To do:
Reproduce the listing below without changes, except that pictures are left out.
-- Start of Data in this exercise --
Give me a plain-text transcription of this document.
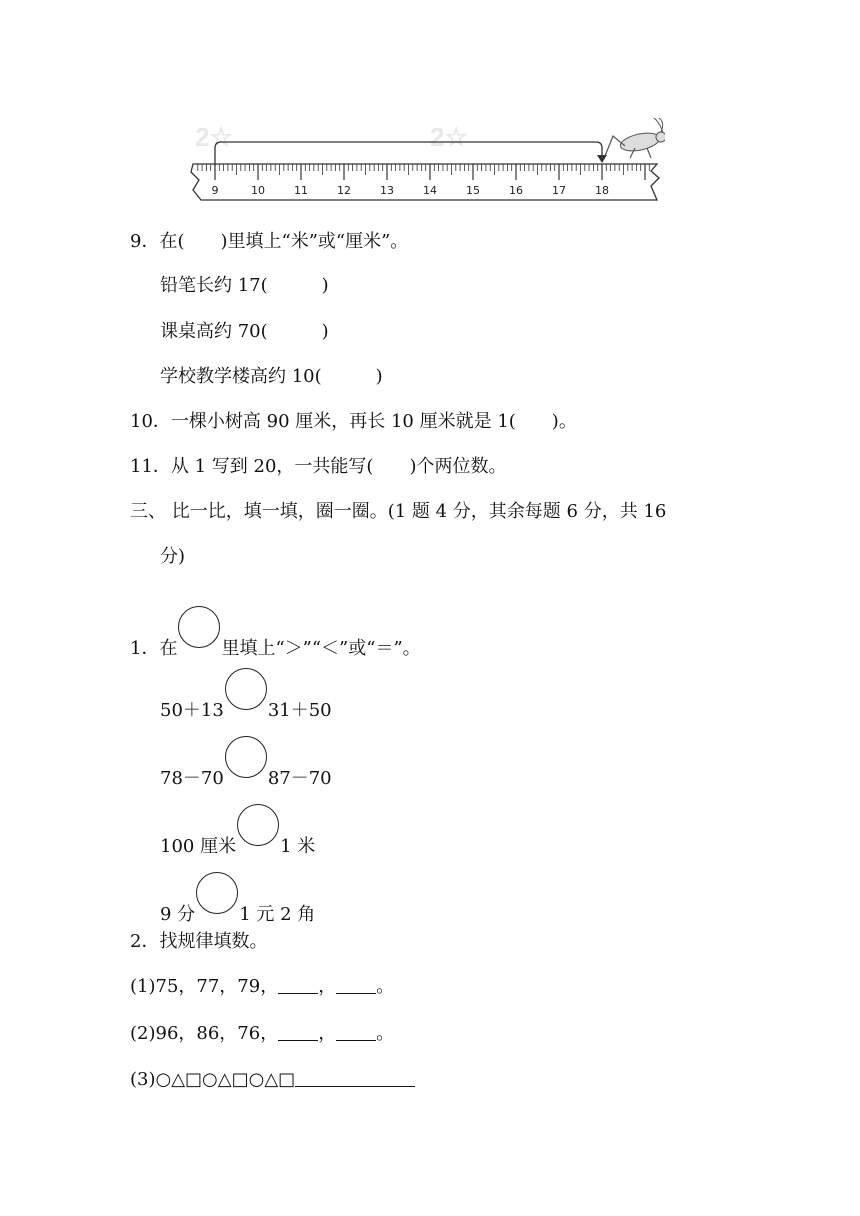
2☆	2☆
9	10	11	12	13	14	15	16	17	18
9．在(　　)里填上“米”或“厘米”。
铅笔长约 17(　　　)
课桌高约 70(　　　)
学校教学楼高约 10(　　　)
10．一棵小树高 90 厘米，再长 10 厘米就是 1(　　)。
11．从 1 写到 20，一共能写(　　)个两位数。
三、 比一比，填一填，圈一圈。(1 题 4 分，其余每题 6 分，共 16
分)
1．在 里填上“＞”“＜”或“＝”。
50＋13 31＋50
78－70 87－70
100 厘米 1 米
9 分 1 元 2 角
2．找规律填数。
(1)75，77，79， ， 。
(2)96，86，76， ， 。
(3)○△□○△□○△□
-- End of Data in this exercise --
Result below:
Give me a plain-text transcription of this document.
2☆	2☆
9	10	11	12	13	14	15	16	17	18
9．在(　　)里填上“米”或“厘米”。
铅笔长约 17(　　　)
课桌高约 70(　　　)
学校教学楼高约 10(　　　)
10．一棵小树高 90 厘米，再长 10 厘米就是 1(　　)。
11．从 1 写到 20，一共能写(　　)个两位数。
三、 比一比，填一填，圈一圈。(1 题 4 分，其余每题 6 分，共 16
分)
1．在 里填上“＞”“＜”或“＝”。
50＋13 31＋50
78－70 87－70
100 厘米 1 米
9 分 1 元 2 角
2．找规律填数。
(1)75，77，79， ， 。
(2)96，86，76， ， 。
(3)○△□○△□○△□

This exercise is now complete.